# What to do
Show all lines holding the string "structured".

# Data lines
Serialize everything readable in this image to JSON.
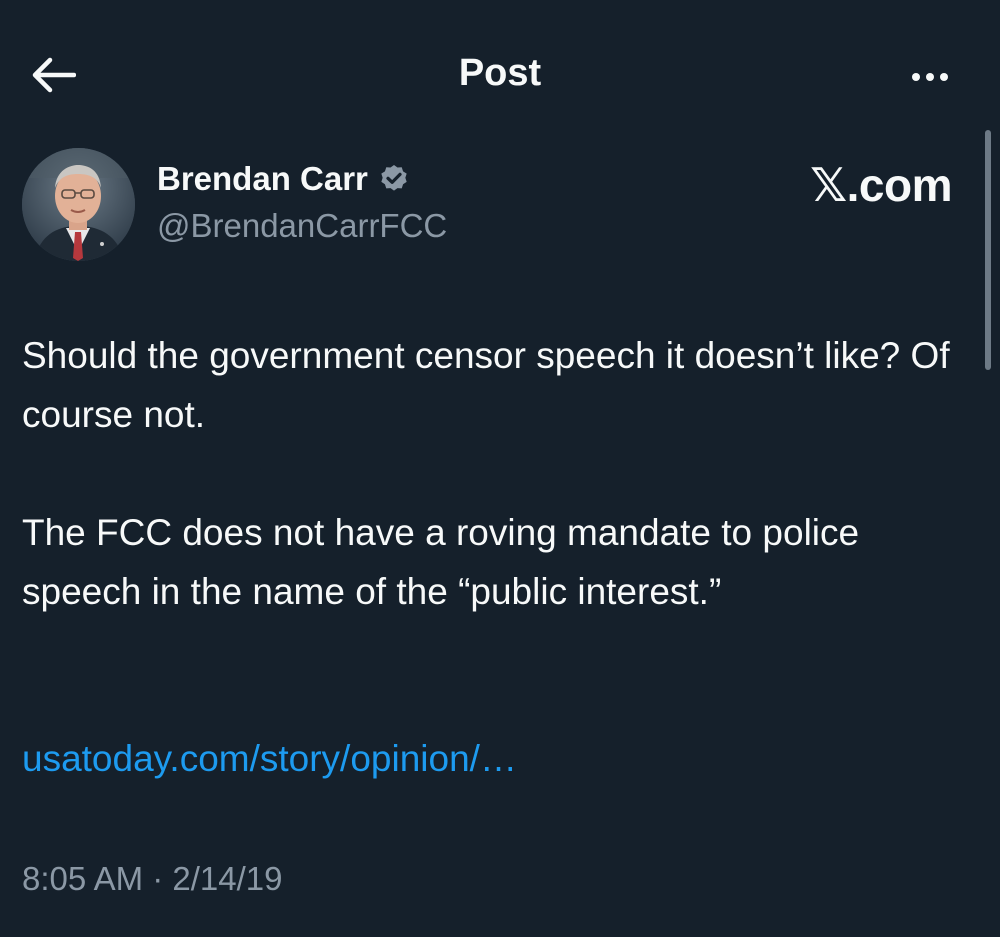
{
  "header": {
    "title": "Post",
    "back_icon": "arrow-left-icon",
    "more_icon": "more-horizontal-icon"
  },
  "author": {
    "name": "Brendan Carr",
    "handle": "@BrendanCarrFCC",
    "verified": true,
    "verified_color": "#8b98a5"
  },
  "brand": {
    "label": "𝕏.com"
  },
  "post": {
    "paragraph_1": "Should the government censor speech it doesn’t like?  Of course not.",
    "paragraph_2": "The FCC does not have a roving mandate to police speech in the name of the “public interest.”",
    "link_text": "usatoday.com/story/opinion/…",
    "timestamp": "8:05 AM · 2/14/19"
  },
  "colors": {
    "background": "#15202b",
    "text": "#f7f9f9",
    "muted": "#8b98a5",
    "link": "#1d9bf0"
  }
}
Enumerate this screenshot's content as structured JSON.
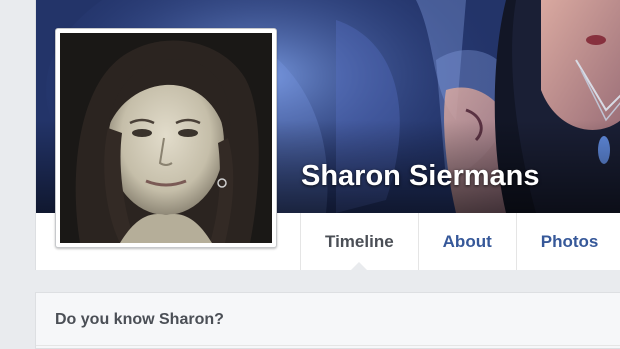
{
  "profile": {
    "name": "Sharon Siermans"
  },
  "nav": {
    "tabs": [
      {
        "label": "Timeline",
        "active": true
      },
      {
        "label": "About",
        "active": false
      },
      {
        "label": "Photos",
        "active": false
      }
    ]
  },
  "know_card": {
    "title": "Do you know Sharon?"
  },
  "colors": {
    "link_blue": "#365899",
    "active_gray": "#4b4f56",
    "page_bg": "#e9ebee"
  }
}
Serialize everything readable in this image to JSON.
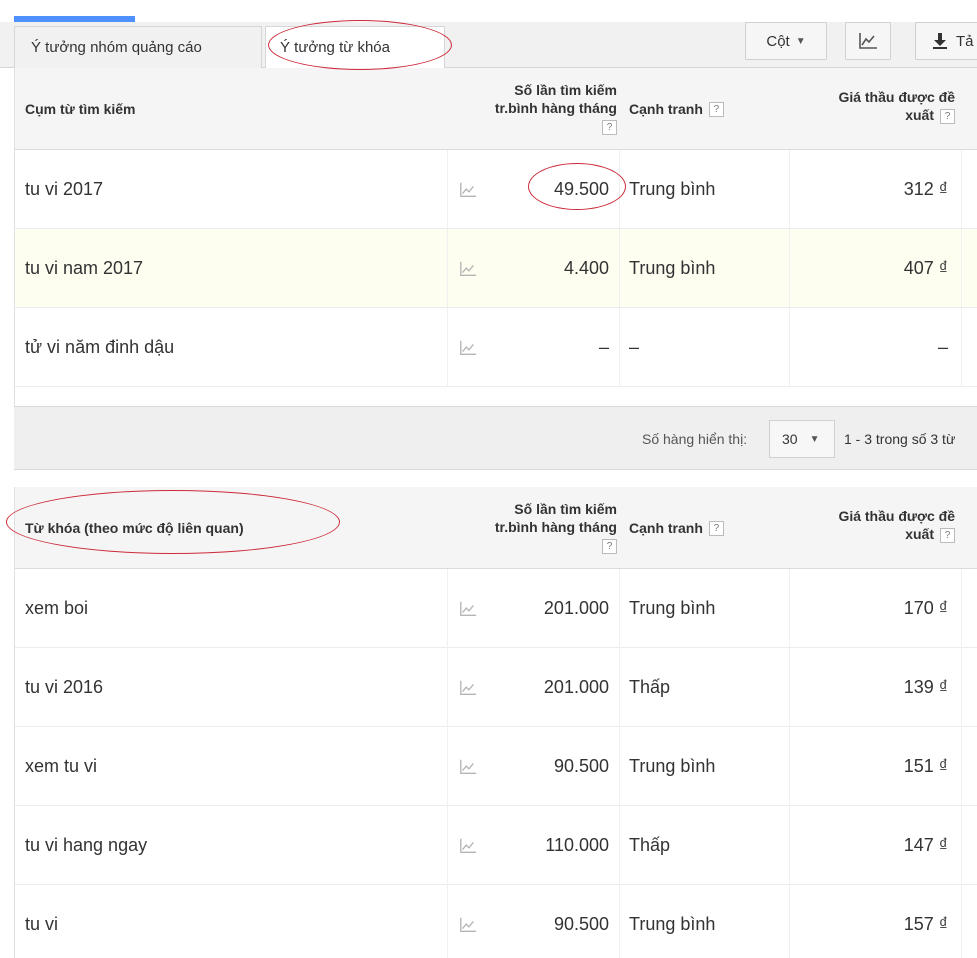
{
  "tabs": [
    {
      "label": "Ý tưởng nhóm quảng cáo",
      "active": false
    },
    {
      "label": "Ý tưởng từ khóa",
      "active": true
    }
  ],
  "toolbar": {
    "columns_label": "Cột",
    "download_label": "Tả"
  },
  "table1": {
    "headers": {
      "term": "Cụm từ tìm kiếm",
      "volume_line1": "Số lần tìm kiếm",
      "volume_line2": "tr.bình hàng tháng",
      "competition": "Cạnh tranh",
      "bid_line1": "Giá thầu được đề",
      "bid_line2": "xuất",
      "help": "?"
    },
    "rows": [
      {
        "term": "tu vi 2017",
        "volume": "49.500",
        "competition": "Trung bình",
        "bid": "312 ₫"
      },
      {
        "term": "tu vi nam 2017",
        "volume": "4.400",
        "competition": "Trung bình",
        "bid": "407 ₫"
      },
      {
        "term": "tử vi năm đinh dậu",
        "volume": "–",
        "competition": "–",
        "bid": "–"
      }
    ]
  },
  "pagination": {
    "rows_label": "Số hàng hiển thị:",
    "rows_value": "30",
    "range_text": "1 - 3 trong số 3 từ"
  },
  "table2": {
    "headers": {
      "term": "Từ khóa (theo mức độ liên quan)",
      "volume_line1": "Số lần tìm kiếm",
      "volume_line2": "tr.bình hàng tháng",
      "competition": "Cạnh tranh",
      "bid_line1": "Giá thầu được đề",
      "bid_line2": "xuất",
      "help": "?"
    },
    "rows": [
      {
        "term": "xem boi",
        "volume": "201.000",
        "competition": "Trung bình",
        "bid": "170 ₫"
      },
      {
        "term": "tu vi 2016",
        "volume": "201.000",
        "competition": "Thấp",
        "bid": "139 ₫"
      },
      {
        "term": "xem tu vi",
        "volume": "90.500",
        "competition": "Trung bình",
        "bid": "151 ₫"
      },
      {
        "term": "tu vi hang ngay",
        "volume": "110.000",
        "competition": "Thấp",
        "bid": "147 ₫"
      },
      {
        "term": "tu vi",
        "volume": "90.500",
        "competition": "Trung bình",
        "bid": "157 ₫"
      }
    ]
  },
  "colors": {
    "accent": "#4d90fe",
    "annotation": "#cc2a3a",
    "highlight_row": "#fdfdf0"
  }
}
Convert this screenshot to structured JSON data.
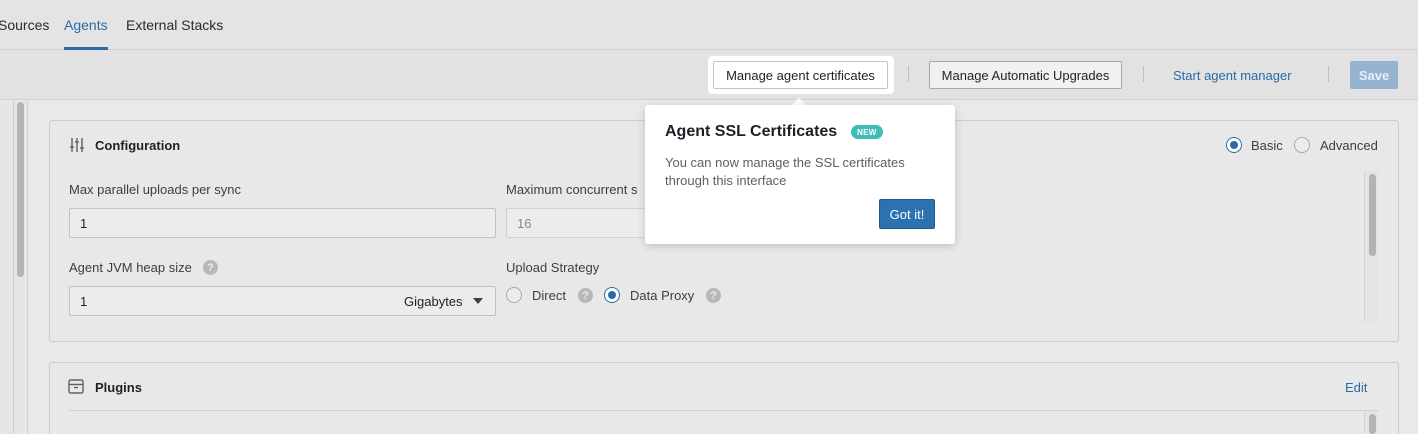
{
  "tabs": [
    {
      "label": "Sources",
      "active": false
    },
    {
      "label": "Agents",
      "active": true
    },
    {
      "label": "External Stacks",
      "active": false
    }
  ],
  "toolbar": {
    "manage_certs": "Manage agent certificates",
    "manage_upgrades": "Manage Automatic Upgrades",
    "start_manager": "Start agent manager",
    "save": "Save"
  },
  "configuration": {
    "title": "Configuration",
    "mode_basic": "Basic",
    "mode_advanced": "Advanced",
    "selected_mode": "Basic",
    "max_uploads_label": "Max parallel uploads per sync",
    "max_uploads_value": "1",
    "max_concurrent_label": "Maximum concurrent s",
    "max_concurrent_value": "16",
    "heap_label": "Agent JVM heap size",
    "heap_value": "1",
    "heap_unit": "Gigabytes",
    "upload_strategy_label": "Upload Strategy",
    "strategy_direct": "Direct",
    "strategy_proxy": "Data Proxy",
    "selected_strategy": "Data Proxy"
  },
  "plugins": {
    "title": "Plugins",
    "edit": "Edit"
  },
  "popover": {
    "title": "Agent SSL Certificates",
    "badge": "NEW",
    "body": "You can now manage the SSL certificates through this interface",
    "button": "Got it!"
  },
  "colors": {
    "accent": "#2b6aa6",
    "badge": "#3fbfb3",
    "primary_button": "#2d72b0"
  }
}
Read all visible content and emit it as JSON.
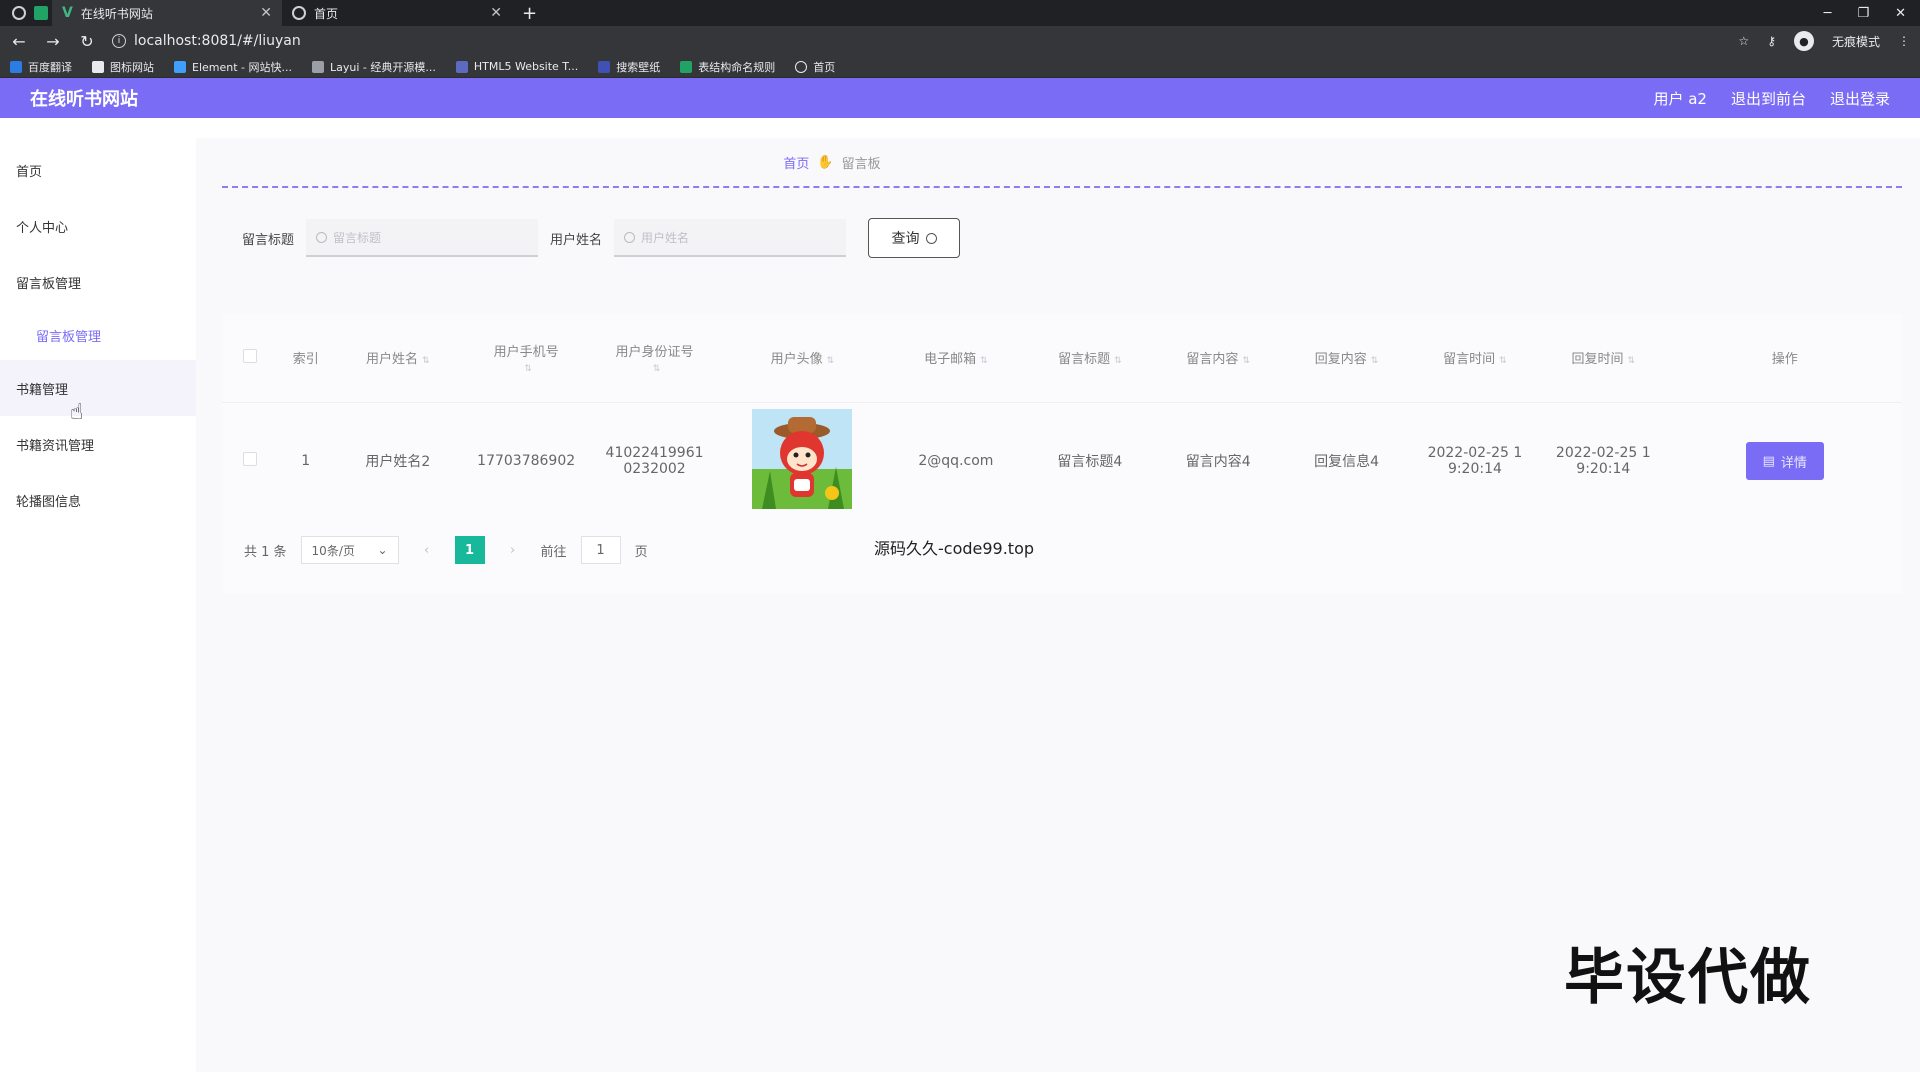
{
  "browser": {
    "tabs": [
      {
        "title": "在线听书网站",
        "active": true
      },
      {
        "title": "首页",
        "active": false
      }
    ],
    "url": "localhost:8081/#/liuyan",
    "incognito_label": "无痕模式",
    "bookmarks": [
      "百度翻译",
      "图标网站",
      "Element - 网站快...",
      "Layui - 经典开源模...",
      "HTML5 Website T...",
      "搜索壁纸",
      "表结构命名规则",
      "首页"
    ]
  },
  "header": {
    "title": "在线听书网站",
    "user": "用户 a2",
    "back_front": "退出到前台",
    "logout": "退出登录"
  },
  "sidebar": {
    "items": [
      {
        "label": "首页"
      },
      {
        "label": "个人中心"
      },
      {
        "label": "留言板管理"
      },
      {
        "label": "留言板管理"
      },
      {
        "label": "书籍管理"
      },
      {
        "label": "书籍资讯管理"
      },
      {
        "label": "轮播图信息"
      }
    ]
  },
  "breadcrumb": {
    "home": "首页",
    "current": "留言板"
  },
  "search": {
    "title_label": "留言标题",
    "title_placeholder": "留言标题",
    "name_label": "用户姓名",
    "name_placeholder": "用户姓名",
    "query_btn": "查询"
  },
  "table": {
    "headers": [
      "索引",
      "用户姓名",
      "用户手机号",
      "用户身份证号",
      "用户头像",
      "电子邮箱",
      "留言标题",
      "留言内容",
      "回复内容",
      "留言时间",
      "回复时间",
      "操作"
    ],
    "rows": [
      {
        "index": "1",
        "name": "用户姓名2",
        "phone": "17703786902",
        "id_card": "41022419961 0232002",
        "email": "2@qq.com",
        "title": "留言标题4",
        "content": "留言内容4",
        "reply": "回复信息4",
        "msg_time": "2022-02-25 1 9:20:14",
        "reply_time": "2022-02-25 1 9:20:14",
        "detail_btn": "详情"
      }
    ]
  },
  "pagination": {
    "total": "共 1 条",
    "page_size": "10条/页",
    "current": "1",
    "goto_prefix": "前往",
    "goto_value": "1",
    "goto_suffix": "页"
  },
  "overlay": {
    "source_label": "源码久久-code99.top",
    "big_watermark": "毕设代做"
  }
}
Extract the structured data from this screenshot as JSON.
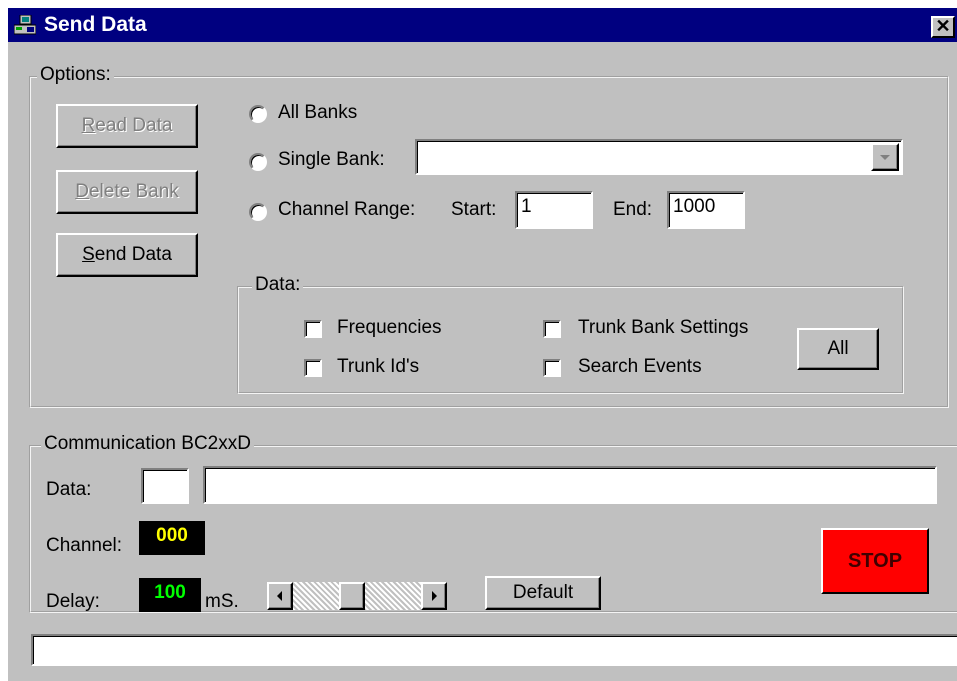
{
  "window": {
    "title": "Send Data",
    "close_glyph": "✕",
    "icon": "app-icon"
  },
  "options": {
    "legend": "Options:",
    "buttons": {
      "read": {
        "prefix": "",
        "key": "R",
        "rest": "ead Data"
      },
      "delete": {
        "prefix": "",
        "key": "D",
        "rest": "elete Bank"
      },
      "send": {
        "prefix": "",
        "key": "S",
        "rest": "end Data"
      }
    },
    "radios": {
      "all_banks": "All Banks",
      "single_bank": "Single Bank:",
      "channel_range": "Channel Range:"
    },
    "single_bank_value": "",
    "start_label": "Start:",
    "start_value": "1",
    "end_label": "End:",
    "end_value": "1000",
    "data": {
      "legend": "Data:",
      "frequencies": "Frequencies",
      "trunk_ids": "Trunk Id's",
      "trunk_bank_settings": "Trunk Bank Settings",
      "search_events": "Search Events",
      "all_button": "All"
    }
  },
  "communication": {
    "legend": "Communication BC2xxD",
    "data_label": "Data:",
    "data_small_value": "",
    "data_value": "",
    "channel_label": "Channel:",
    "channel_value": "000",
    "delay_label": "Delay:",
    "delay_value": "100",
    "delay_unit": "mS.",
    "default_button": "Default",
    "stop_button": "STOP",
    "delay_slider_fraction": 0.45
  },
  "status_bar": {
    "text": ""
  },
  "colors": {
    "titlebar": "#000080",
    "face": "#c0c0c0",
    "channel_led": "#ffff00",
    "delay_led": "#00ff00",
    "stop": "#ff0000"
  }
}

# Output
Enumerate this screenshot's content as structured JSON.
Convert this screenshot to structured JSON data.
Extract the structured data from this screenshot as JSON.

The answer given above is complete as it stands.